The problem: Filter this data down to the lines that hold "esetén", and copy them.

Exercise data:
○ ○ ○

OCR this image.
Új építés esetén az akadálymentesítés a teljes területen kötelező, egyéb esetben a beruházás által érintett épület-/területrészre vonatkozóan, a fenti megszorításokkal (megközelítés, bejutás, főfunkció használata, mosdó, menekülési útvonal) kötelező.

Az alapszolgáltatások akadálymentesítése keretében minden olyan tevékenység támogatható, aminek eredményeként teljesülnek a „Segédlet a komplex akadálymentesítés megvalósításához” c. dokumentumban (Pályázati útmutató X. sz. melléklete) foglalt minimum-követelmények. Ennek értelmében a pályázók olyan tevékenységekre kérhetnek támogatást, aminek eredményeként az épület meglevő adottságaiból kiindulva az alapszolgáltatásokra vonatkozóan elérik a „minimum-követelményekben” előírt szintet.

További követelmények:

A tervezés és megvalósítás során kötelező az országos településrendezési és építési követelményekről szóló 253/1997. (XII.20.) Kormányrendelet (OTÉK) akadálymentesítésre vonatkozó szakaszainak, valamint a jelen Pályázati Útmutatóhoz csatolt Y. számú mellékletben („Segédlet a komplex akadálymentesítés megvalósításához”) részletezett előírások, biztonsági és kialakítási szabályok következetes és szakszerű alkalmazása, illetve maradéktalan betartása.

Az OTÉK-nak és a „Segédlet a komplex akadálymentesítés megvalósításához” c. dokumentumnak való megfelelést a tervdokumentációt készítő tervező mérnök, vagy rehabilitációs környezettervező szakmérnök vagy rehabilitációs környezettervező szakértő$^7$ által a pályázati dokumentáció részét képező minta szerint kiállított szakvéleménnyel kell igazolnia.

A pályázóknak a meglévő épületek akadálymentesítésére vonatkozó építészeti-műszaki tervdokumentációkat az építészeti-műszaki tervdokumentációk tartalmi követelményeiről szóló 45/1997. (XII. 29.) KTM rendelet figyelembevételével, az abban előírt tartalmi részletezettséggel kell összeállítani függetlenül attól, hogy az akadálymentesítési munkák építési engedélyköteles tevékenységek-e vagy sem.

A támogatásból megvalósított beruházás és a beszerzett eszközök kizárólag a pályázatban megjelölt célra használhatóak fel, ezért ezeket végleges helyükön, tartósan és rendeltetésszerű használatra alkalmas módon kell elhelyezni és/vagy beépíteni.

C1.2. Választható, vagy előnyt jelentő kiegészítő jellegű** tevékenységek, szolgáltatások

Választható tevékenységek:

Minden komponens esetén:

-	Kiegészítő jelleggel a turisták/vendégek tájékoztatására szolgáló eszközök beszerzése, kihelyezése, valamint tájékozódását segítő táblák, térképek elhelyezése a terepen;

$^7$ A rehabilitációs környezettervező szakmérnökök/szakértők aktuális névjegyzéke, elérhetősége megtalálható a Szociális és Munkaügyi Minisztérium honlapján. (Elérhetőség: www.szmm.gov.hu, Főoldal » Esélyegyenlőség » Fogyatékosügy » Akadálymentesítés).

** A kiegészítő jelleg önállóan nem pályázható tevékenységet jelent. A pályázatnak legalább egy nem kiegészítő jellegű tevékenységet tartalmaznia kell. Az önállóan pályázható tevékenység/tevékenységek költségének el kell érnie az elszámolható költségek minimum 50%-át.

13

○ ○ ○

Task answer:
Új építés esetén az akadálymentesítés a teljes területen kötelező, egyéb esetben a beruházás által érintett épület-/területrészre vonatkozóan, a fenti megszorításokkal (megközelítés, bejutás, főfunkció használata, mosdó, menekülési útvonal) kötelező.
Minden komponens esetén:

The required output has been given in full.